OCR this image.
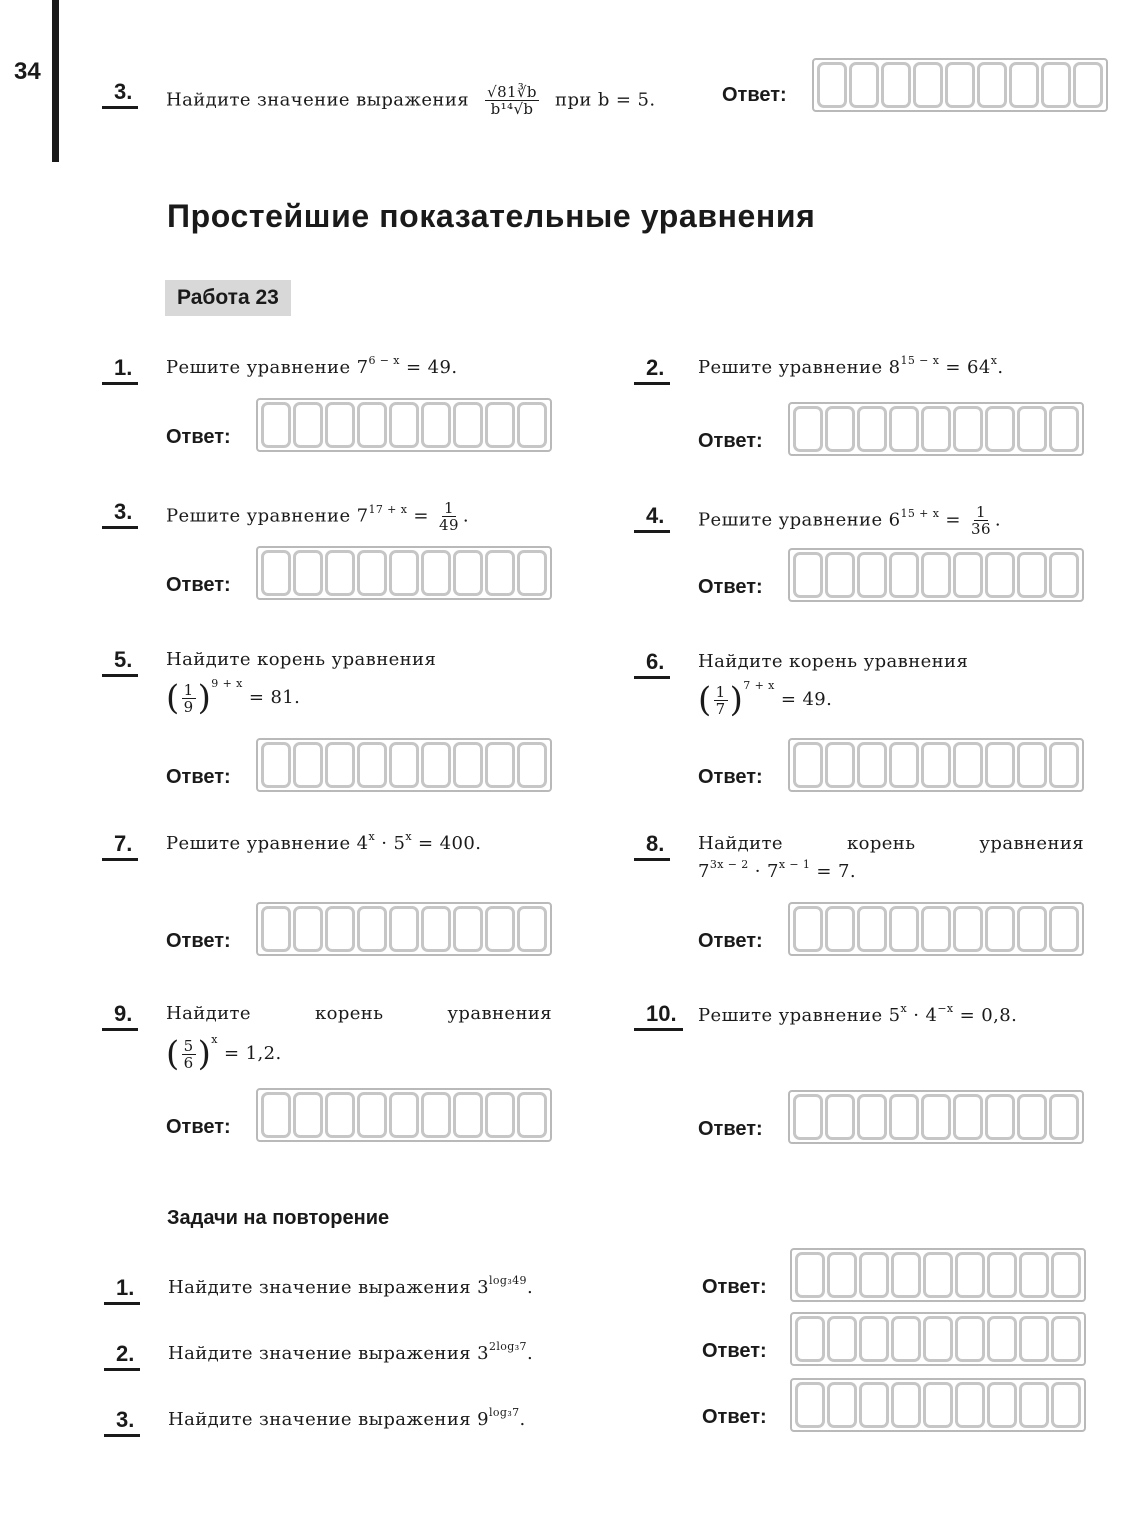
34
3.	Найдите значение выражения $\frac{√81∛b}{\text{b¹⁴√b}}$ при b = 5.	Ответ:
Простейшие показательные уравнения
Работа 23
1.	Решите уравнение $7^{6 - x} = 49$.
Ответ:
2.	Решите уравнение $8^{15 - x} = 64^x$.
Ответ:
3.	Решите уравнение $7^{17 + x} = \frac{1}{49}$ .
Ответ:
4.	Решите уравнение $6^{15 + x} = \frac{1}{36}$ .
Ответ:
5.	Найдите корень уравнения
( $\frac{1}{9} )^{9 + x} = 81$.
Ответ:
6.	Найдите корень уравнения
( $\frac{1}{7} )^{7 + x} = 49$.
Ответ:
7.	Решите уравнение $4^x \cdot 5^x = 400$.
Ответ:
8.	Найдите	корень	уравнения
$7^{3x - 2} \cdot 7^{x - 1} = 7$.
Ответ:
9.	Найдите	корень	уравнения
( $\frac{5}{6} )^x = 1,2$.
Ответ:
10.	Решите уравнение $5^x \cdot 4^{-x} = 0,8$.
Ответ:
Задачи на повторение
1.	Найдите значение выражения $3^{log_349}$.	Ответ:
2.	Найдите значение выражения $3^{2log_37}$.	Ответ:
3.	Найдите значение выражения $9^{log_37}$.	Ответ:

• Written instruction
Copy out all lines where the word "выражения" appears.

• Full output
3.	Найдите значение выражения $\frac{√81∛b}{\text{b¹⁴√b}}$ при b = 5.	Ответ:
1.	Найдите значение выражения $3^{log_349}$.	Ответ:
2.	Найдите значение выражения $3^{2log_37}$.	Ответ:
3.	Найдите значение выражения $9^{log_37}$.	Ответ:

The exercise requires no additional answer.